→ **GOAL**:
Of all the lines in the material, how many include the word "axis"? Give only the number.
:: SUPPLIED RECORDS ::
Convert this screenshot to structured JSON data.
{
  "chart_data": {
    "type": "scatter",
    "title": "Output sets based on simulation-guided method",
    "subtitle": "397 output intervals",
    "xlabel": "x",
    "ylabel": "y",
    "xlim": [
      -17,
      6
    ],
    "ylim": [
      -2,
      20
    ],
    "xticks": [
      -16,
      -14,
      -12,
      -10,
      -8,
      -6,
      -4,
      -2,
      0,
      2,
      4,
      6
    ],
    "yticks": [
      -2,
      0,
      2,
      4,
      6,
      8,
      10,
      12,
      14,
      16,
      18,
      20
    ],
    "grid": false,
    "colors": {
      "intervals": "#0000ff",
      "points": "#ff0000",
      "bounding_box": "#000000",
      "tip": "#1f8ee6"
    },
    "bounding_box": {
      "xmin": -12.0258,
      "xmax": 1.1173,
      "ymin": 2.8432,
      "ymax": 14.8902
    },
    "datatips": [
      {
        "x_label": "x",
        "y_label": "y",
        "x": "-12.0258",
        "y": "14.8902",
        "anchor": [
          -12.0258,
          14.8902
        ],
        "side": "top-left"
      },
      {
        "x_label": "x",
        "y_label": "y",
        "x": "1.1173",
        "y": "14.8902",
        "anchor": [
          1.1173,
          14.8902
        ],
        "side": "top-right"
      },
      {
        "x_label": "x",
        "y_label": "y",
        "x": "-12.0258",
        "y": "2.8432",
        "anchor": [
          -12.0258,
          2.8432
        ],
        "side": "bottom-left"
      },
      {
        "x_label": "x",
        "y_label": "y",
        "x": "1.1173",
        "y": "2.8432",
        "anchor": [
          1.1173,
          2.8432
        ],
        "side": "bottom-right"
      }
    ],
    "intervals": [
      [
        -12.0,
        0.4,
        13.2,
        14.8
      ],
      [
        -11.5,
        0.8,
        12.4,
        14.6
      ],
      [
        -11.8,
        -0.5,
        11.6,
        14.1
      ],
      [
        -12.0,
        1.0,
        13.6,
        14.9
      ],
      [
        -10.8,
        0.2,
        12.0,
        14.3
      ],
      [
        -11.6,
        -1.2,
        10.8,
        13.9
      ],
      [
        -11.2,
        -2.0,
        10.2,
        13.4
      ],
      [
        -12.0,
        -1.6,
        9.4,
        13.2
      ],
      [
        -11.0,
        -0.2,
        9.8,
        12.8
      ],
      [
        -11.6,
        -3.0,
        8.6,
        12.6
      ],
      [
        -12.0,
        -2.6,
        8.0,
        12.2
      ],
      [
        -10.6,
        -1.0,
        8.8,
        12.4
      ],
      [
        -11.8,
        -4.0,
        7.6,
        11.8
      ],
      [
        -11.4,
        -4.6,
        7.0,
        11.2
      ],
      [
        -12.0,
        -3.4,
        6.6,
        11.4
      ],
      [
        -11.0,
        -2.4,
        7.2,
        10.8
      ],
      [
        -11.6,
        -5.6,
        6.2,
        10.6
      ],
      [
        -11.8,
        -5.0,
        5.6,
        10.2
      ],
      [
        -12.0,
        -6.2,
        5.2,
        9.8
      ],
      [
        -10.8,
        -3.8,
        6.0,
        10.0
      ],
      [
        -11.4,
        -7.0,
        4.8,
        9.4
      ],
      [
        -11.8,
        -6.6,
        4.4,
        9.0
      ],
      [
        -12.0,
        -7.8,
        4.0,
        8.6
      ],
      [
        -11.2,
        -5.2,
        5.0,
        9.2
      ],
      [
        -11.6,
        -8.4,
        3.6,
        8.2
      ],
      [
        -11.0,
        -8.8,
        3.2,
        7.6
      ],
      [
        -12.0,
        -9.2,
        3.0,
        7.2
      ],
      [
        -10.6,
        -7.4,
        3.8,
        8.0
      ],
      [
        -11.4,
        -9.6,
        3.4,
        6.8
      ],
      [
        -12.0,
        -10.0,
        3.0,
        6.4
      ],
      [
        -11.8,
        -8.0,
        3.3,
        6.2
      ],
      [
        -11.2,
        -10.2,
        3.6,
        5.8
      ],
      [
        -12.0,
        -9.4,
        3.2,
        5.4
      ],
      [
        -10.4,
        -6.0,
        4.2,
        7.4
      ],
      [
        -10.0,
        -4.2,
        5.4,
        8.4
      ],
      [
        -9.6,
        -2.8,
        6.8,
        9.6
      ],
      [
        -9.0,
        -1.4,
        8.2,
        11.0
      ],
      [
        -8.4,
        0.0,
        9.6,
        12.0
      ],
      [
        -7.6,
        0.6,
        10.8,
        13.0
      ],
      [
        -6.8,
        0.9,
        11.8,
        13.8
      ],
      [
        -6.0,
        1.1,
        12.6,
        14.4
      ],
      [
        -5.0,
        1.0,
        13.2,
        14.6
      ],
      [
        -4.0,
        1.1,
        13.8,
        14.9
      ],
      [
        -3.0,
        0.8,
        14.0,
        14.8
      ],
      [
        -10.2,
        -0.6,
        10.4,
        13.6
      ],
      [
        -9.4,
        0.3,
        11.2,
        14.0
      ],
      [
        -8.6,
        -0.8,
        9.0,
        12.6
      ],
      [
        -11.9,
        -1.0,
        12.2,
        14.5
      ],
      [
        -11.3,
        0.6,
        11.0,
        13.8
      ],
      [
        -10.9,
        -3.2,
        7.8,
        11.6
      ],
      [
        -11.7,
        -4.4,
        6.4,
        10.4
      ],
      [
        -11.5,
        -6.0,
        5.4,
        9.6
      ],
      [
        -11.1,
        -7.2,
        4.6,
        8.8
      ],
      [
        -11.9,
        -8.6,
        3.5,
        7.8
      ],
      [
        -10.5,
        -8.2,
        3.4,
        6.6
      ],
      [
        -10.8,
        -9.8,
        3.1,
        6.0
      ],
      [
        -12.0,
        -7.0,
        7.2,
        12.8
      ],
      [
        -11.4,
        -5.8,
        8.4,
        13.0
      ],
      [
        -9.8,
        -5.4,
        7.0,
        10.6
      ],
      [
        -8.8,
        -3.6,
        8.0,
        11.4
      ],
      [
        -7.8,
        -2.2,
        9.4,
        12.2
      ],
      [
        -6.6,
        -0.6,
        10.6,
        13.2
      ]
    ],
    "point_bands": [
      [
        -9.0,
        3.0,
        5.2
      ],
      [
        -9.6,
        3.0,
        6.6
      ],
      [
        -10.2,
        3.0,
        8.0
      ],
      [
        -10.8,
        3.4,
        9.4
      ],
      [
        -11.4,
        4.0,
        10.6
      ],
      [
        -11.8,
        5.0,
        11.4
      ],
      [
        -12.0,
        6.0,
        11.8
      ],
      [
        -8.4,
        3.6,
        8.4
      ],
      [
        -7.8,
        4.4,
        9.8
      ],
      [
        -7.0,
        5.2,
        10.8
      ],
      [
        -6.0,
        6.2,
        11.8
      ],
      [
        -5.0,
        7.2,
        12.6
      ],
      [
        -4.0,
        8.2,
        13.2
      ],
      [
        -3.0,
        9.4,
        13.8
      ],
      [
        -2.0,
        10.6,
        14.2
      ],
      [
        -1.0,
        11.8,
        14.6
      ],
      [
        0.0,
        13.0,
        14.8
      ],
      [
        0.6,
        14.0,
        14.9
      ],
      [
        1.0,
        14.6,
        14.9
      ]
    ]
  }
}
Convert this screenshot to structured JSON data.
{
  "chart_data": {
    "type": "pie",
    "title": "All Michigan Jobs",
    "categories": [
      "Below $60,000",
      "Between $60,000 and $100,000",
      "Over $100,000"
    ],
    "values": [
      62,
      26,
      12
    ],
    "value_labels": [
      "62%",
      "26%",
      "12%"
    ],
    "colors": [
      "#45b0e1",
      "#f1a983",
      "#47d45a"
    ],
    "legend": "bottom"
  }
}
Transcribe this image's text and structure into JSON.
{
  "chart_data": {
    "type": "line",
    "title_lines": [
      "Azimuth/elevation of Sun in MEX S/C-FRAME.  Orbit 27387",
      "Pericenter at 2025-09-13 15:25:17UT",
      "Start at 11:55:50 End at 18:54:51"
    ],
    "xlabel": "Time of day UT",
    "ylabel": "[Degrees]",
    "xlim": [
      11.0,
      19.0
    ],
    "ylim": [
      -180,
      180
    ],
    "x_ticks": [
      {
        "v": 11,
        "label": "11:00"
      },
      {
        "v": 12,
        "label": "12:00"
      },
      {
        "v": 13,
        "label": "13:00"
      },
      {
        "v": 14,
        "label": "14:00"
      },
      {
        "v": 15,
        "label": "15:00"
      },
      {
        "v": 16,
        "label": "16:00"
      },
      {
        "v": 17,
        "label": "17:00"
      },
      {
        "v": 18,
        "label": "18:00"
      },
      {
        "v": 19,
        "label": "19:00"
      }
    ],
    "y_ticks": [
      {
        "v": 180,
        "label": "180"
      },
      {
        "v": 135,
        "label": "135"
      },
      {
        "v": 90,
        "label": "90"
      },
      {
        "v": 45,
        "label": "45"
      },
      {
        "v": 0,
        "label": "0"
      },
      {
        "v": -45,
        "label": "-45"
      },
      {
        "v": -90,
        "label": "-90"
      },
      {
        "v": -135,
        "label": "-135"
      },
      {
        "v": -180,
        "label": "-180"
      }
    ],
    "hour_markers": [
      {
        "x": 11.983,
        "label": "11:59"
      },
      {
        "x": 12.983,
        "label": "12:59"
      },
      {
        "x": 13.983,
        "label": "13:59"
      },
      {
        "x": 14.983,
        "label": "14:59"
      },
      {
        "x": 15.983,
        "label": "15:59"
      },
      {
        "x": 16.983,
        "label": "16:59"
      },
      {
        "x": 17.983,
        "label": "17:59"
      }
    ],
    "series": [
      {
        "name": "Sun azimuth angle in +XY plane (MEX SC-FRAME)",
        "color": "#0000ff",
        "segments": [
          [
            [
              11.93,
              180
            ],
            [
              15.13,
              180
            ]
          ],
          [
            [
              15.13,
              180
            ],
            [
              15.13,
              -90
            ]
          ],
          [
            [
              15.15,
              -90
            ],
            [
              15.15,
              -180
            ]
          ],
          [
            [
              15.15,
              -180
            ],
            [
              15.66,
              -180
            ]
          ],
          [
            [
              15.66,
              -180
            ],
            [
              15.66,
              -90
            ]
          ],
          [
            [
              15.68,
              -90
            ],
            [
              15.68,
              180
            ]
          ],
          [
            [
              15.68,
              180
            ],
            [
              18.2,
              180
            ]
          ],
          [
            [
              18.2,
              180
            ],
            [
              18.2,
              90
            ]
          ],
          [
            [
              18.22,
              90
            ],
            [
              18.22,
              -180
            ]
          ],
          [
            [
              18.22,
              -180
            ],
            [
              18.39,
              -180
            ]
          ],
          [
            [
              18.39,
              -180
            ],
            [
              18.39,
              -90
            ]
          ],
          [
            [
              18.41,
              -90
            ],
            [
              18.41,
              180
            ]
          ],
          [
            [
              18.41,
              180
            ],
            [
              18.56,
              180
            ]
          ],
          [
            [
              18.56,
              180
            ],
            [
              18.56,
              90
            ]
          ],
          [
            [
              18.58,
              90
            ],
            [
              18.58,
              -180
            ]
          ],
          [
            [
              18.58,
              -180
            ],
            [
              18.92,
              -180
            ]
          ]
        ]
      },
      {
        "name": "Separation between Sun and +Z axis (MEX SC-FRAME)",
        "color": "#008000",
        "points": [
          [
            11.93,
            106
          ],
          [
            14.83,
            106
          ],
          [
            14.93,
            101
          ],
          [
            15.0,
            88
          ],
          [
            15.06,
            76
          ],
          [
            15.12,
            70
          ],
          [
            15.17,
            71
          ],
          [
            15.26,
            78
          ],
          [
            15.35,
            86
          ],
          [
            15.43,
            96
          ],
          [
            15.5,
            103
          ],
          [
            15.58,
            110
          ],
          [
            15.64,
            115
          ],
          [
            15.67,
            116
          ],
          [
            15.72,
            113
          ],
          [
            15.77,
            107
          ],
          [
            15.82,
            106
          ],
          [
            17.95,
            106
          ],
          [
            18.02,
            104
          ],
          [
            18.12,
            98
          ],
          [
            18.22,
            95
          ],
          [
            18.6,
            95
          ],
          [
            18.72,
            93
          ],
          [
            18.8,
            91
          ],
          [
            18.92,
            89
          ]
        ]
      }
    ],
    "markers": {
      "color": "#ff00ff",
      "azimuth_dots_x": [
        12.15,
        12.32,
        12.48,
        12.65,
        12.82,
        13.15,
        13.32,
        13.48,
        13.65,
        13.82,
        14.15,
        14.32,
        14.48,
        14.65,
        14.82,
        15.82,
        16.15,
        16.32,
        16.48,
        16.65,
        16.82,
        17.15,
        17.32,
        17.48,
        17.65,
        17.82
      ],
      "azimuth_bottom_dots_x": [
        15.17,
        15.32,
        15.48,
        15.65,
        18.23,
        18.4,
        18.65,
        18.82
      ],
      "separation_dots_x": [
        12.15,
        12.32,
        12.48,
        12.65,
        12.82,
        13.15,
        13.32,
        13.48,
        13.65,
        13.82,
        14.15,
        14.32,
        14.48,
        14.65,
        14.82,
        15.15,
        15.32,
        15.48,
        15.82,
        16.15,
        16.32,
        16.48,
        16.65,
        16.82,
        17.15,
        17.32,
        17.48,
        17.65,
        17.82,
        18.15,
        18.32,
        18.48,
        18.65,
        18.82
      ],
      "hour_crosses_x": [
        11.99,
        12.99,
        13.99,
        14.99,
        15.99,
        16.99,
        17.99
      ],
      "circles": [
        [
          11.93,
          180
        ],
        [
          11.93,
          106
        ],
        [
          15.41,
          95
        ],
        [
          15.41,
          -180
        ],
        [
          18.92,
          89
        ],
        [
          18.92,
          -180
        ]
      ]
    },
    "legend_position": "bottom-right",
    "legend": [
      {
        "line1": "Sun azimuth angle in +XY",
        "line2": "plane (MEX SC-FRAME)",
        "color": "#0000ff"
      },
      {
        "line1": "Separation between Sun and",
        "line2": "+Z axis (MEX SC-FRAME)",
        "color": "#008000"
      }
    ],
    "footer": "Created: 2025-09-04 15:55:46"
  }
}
:::
→ **THE RESULT**:
2